Aim of the exercise » Search the data for the word "Capita". Reproduce every line where it is found.

Records provided »
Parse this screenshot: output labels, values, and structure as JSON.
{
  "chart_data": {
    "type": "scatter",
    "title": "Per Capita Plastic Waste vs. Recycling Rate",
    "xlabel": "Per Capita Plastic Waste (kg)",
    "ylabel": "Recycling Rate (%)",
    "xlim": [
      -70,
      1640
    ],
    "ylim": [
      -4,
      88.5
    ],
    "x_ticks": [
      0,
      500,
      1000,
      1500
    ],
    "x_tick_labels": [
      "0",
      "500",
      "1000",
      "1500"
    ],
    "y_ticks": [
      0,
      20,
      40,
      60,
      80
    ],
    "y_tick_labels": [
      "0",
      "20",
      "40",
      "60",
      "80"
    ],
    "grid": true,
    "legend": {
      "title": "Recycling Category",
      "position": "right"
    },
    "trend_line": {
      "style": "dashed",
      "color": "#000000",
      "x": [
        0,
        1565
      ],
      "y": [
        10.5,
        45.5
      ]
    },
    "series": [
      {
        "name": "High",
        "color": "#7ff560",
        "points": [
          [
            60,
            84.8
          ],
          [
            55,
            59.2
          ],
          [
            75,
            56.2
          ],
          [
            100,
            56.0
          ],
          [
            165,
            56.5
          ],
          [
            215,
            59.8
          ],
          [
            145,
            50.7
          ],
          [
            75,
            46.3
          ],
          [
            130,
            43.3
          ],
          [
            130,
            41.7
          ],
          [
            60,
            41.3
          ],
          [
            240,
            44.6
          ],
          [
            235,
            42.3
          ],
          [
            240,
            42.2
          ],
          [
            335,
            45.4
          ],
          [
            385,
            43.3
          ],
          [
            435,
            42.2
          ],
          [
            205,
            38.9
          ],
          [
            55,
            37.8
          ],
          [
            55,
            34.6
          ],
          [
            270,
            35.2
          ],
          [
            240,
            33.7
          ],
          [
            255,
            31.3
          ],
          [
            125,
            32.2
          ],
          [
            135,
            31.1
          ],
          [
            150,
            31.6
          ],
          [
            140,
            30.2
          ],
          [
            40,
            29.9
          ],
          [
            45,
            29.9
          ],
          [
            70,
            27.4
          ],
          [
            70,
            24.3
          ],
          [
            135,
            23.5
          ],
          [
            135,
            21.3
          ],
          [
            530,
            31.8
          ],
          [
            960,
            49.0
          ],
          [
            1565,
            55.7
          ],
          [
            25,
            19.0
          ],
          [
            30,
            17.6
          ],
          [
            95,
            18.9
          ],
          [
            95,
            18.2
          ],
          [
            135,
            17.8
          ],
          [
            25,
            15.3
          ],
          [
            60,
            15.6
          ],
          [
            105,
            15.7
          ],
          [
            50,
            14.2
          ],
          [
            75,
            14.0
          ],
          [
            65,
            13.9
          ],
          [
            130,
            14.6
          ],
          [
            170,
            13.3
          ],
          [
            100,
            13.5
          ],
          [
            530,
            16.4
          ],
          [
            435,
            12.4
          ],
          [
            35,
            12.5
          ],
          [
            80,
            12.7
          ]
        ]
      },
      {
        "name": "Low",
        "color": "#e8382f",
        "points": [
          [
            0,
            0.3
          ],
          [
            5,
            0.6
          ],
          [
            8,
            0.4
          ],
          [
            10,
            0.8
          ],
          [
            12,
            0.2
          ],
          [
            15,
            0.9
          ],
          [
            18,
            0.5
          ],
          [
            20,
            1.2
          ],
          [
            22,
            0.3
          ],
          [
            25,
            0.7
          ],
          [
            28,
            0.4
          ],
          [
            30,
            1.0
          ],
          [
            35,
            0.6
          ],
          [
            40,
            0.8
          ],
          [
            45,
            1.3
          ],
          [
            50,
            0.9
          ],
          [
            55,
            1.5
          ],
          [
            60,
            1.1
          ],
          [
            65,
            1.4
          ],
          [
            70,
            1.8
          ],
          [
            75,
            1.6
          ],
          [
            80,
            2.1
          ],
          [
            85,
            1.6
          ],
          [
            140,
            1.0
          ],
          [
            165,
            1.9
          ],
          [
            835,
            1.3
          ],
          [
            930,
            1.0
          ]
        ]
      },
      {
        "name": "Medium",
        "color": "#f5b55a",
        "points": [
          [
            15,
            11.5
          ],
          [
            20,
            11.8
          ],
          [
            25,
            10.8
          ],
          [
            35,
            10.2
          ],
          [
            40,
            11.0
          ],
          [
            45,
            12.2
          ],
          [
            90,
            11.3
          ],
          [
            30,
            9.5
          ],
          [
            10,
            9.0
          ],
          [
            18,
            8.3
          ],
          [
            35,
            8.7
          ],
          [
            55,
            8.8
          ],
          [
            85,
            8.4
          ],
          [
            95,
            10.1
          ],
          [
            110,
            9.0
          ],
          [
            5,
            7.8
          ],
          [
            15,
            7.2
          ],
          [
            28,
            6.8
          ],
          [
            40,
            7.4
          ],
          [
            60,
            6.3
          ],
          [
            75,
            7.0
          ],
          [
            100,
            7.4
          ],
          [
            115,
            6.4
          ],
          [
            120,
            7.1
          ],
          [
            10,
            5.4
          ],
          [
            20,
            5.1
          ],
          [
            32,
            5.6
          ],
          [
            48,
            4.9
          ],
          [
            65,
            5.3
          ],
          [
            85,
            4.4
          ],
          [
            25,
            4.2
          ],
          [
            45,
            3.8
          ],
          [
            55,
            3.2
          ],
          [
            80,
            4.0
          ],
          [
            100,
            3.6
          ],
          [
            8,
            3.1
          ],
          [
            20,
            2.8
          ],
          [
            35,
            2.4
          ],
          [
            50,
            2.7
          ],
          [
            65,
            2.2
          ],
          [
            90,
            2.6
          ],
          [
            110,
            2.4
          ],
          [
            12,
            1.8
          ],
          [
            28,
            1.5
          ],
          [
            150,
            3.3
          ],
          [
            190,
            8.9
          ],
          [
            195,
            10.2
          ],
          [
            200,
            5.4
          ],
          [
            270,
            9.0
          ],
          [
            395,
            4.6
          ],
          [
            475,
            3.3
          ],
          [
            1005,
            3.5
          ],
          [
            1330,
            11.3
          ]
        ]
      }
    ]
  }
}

Result of this exercise »
    "title": "Per Capita Plastic Waste vs. Recycling Rate",
    "xlabel": "Per Capita Plastic Waste (kg)",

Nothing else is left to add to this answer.